- [WHAT NEEDS TO BE DONE]
Copy out each line that includes the word "онкология".

start RECORDS SHOWN

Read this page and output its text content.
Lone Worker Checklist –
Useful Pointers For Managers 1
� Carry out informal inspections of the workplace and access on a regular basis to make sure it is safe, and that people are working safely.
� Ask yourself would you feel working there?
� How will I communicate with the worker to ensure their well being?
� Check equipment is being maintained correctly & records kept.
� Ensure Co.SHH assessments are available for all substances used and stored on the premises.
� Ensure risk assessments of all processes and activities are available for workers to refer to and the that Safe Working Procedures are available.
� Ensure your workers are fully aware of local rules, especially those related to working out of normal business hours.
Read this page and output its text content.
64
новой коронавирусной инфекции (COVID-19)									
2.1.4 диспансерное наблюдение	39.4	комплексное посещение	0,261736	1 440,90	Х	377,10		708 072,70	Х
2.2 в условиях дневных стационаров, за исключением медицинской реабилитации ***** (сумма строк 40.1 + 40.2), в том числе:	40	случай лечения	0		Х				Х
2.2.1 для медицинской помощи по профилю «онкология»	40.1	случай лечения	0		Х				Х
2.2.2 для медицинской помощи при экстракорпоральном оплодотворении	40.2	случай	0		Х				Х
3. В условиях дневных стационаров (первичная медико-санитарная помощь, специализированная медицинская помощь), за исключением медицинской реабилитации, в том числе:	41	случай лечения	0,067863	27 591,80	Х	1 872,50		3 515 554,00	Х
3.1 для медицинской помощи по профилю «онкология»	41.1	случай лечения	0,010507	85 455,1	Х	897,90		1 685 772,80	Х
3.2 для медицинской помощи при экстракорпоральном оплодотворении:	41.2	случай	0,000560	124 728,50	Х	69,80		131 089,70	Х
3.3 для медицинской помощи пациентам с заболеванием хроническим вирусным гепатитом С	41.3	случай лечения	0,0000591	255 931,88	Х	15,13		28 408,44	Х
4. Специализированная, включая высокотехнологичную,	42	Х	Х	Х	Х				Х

end RECORDS SHOWN

- [SOLUTION FOR THIS EXERCISE]
2.2.1 для медицинской помощи по профилю «онкология»	40.1	случай лечения	0		Х				Х
3.1 для медицинской помощи по профилю «онкология»	41.1	случай лечения	0,010507	85 455,1	Х	897,90		1 685 772,80	Х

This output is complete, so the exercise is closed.